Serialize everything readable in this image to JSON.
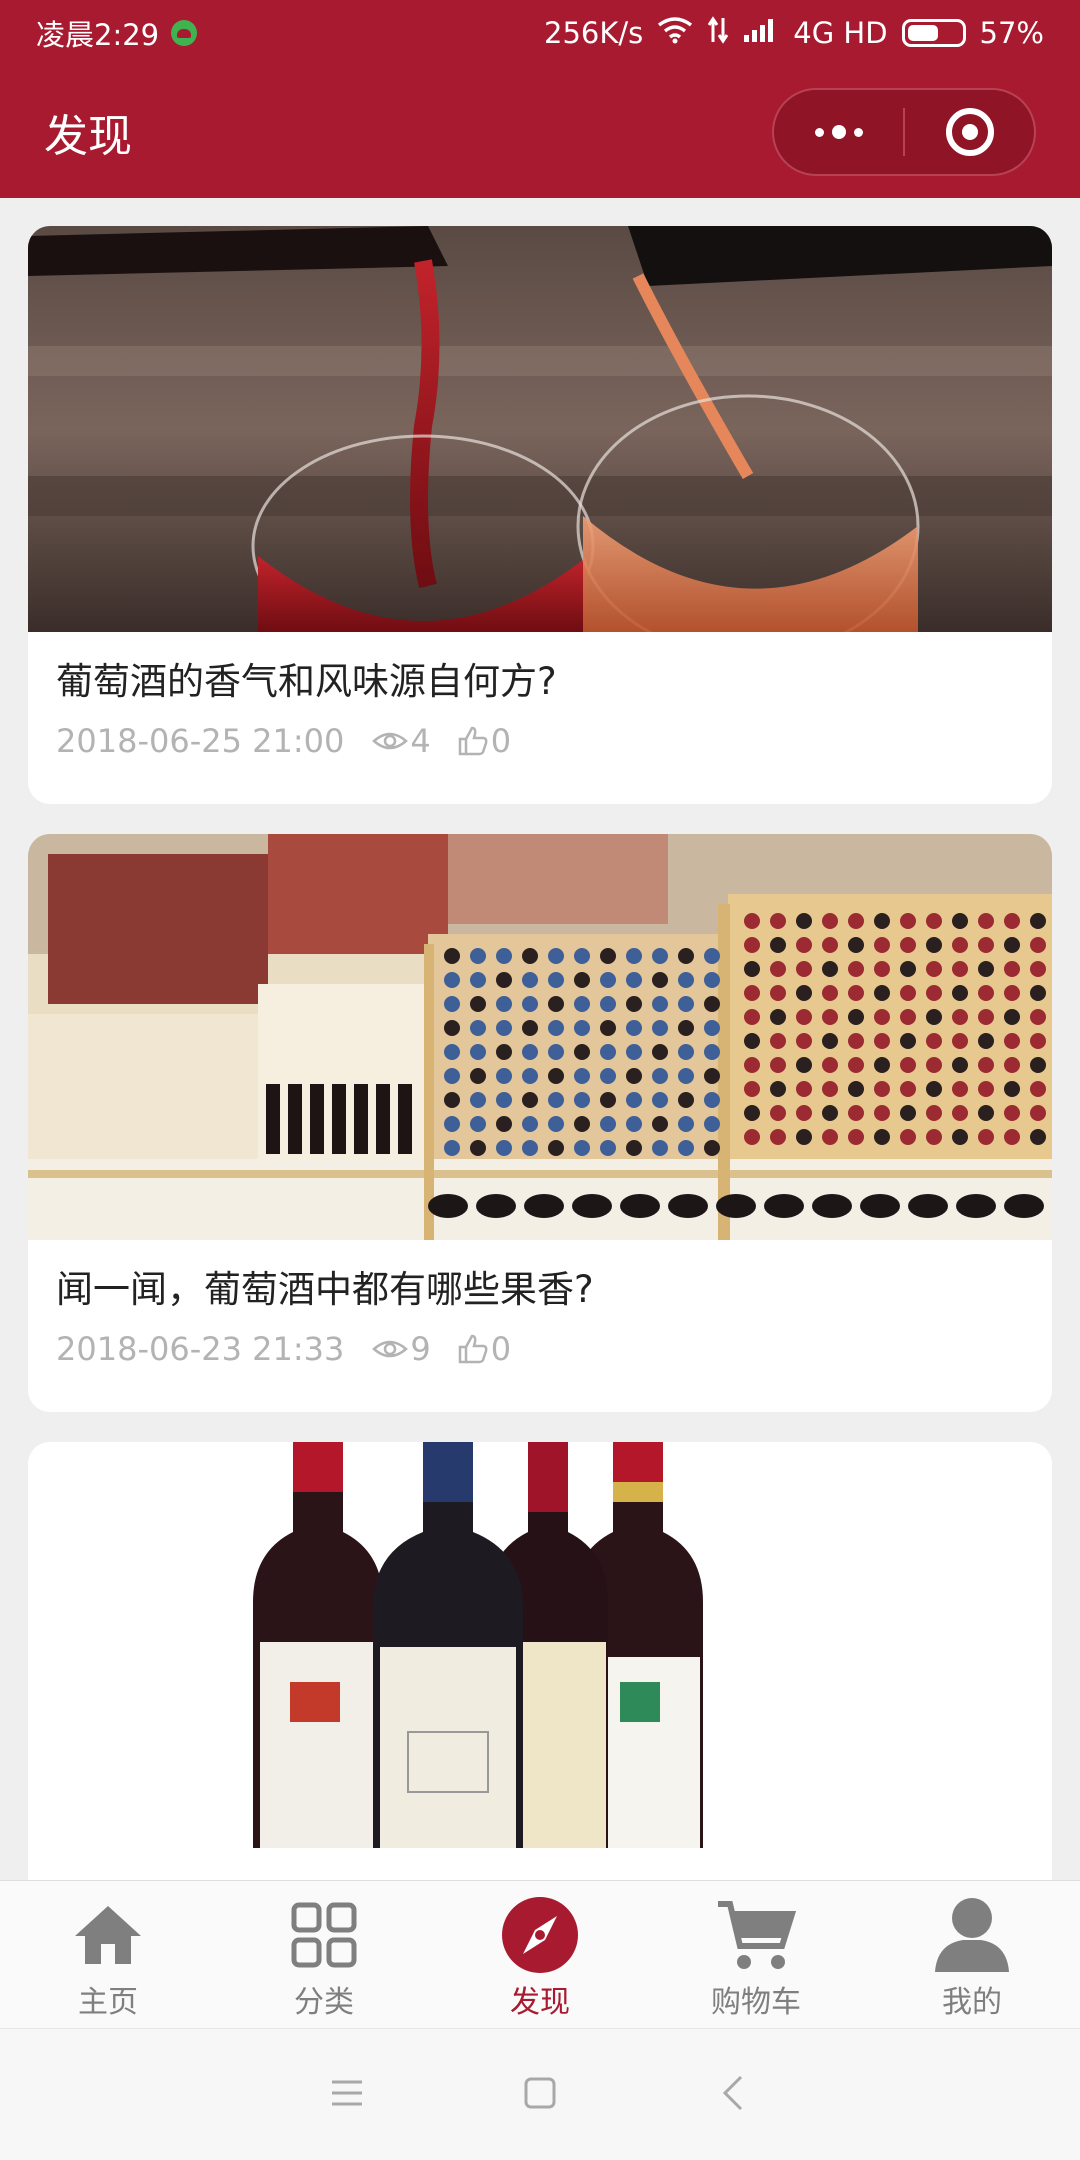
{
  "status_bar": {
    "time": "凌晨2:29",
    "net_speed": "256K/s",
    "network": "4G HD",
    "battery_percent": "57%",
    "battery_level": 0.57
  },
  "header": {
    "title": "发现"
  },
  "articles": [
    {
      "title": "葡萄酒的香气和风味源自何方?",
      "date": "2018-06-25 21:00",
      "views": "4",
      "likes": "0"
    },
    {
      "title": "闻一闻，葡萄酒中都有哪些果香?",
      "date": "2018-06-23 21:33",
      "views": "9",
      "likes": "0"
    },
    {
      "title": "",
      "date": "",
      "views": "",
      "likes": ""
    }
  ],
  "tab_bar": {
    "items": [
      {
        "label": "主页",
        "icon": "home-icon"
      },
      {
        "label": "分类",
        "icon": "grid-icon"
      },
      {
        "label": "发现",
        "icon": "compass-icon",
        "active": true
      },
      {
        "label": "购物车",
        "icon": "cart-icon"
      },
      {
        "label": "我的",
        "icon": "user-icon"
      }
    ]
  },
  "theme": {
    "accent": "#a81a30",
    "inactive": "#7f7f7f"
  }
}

+++

Pictures are excluded; copy all other data exactly as shown.

◆ Full solution ◆
Serialize everything readable in this image to JSON.
{
  "status_bar": {
    "time": "凌晨2:29",
    "net_speed": "256K/s",
    "network": "4G HD",
    "battery_percent": "57%",
    "battery_level": 0.57
  },
  "header": {
    "title": "发现"
  },
  "articles": [
    {
      "title": "葡萄酒的香气和风味源自何方?",
      "date": "2018-06-25 21:00",
      "views": "4",
      "likes": "0"
    },
    {
      "title": "闻一闻，葡萄酒中都有哪些果香?",
      "date": "2018-06-23 21:33",
      "views": "9",
      "likes": "0"
    },
    {
      "title": "",
      "date": "",
      "views": "",
      "likes": ""
    }
  ],
  "tab_bar": {
    "items": [
      {
        "label": "主页",
        "icon": "home-icon"
      },
      {
        "label": "分类",
        "icon": "grid-icon"
      },
      {
        "label": "发现",
        "icon": "compass-icon",
        "active": true
      },
      {
        "label": "购物车",
        "icon": "cart-icon"
      },
      {
        "label": "我的",
        "icon": "user-icon"
      }
    ]
  },
  "theme": {
    "accent": "#a81a30",
    "inactive": "#7f7f7f"
  }
}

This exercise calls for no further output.